:: DATA FOR THE TASK ::
----
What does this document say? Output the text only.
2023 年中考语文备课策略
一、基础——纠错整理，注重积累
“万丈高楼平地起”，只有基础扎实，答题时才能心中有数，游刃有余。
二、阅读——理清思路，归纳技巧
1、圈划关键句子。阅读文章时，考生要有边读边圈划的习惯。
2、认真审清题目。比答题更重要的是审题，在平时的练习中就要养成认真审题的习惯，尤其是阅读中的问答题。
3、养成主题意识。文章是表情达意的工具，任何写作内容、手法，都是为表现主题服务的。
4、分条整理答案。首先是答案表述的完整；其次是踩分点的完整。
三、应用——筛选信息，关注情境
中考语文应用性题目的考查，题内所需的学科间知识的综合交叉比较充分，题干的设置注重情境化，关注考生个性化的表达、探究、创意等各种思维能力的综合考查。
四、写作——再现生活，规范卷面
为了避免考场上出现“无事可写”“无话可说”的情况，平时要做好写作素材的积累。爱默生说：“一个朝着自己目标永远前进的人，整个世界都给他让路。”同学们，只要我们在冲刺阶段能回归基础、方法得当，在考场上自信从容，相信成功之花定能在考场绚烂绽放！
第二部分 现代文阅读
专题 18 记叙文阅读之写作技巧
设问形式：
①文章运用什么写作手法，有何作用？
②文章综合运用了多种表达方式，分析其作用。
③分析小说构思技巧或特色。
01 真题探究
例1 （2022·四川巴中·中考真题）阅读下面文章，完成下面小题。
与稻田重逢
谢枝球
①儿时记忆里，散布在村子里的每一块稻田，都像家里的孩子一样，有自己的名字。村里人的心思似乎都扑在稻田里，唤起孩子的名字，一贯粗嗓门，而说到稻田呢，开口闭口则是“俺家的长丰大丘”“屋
----
:: STATED TASK ::
Repeat every record, keeping each word and mark exactly as it is.

:: OUTPUT BELOW ::
What does this document say? Output the text only.
2023 年中考语文备课策略
一、基础——纠错整理，注重积累
“万丈高楼平地起”，只有基础扎实，答题时才能心中有数，游刃有余。
二、阅读——理清思路，归纳技巧
1、圈划关键句子。阅读文章时，考生要有边读边圈划的习惯。
2、认真审清题目。比答题更重要的是审题，在平时的练习中就要养成认真审题的习惯，尤其是阅读中的问答题。
3、养成主题意识。文章是表情达意的工具，任何写作内容、手法，都是为表现主题服务的。
4、分条整理答案。首先是答案表述的完整；其次是踩分点的完整。
三、应用——筛选信息，关注情境
中考语文应用性题目的考查，题内所需的学科间知识的综合交叉比较充分，题干的设置注重情境化，关注考生个性化的表达、探究、创意等各种思维能力的综合考查。
四、写作——再现生活，规范卷面
为了避免考场上出现“无事可写”“无话可说”的情况，平时要做好写作素材的积累。爱默生说：“一个朝着自己目标永远前进的人，整个世界都给他让路。”同学们，只要我们在冲刺阶段能回归基础、方法得当，在考场上自信从容，相信成功之花定能在考场绚烂绽放！
第二部分 现代文阅读
专题 18 记叙文阅读之写作技巧
设问形式：
①文章运用什么写作手法，有何作用？
②文章综合运用了多种表达方式，分析其作用。
③分析小说构思技巧或特色。
01 真题探究
例1 （2022·四川巴中·中考真题）阅读下面文章，完成下面小题。
与稻田重逢
谢枝球
①儿时记忆里，散布在村子里的每一块稻田，都像家里的孩子一样，有自己的名字。村里人的心思似乎都扑在稻田里，唤起孩子的名字，一贯粗嗓门，而说到稻田呢，开口闭口则是“俺家的长丰大丘”“屋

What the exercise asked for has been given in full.